Some lines in the listing below may include the string "Research". How many are there? Give only the number.
····················
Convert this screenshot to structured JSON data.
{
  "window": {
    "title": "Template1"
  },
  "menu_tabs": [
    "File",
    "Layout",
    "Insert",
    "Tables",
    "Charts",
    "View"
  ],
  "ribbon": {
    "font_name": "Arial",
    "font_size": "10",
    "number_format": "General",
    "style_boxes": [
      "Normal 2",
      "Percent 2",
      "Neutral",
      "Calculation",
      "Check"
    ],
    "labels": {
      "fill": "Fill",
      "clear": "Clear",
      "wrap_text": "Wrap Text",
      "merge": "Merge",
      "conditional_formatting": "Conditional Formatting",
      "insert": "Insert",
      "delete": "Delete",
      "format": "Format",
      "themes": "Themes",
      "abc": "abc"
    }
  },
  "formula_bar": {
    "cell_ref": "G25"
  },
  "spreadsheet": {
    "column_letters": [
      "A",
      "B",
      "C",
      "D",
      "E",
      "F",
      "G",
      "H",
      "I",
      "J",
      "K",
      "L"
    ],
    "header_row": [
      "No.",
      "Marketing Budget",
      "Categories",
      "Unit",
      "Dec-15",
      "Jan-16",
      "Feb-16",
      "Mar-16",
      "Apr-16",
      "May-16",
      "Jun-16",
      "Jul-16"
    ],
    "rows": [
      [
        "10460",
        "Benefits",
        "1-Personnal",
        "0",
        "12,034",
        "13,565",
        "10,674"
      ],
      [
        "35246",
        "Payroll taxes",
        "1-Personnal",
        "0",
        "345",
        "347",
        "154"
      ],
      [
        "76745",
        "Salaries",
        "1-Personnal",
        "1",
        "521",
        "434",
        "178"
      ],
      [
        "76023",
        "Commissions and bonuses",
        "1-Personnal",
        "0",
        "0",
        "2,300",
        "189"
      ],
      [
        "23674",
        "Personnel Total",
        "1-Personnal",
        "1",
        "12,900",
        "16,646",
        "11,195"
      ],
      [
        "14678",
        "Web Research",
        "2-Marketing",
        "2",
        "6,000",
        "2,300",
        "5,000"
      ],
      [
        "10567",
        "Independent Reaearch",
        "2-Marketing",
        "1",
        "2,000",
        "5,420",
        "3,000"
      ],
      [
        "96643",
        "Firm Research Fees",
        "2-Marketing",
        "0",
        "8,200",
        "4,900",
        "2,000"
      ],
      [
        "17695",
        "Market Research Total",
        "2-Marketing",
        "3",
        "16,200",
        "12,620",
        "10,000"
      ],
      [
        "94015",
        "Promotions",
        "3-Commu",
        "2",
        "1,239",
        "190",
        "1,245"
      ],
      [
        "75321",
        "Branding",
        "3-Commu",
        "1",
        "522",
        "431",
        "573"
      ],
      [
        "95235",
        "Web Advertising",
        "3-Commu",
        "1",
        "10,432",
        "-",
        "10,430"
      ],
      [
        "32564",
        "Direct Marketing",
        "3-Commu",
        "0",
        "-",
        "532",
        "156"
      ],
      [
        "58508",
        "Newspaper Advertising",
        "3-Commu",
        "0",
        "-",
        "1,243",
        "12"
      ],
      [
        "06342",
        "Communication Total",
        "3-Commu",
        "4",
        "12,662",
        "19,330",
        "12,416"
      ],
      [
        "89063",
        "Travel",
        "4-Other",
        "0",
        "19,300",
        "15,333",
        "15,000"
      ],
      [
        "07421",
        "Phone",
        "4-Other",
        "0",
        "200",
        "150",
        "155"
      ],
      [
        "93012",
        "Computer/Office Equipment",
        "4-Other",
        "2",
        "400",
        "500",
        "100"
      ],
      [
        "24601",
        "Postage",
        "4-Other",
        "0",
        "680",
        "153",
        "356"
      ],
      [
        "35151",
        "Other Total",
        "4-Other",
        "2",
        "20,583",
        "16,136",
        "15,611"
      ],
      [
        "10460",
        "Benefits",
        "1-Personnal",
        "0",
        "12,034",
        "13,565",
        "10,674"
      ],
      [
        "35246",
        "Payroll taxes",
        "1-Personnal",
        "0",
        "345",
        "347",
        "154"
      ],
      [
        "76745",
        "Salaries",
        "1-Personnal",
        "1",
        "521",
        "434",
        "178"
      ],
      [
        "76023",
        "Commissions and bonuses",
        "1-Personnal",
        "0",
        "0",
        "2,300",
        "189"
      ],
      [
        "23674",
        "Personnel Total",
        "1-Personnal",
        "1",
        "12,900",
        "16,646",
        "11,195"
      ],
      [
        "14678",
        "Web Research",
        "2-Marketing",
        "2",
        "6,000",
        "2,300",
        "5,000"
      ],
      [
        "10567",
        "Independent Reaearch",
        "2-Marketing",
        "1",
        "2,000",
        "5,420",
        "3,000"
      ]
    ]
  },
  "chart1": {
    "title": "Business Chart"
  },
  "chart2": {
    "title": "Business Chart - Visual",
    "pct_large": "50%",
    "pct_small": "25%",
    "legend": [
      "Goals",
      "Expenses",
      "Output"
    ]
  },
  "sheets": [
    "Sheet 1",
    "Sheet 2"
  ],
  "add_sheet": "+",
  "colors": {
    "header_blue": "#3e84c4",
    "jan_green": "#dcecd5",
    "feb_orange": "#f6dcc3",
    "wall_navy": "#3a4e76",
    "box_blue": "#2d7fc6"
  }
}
····················
[Reply] 4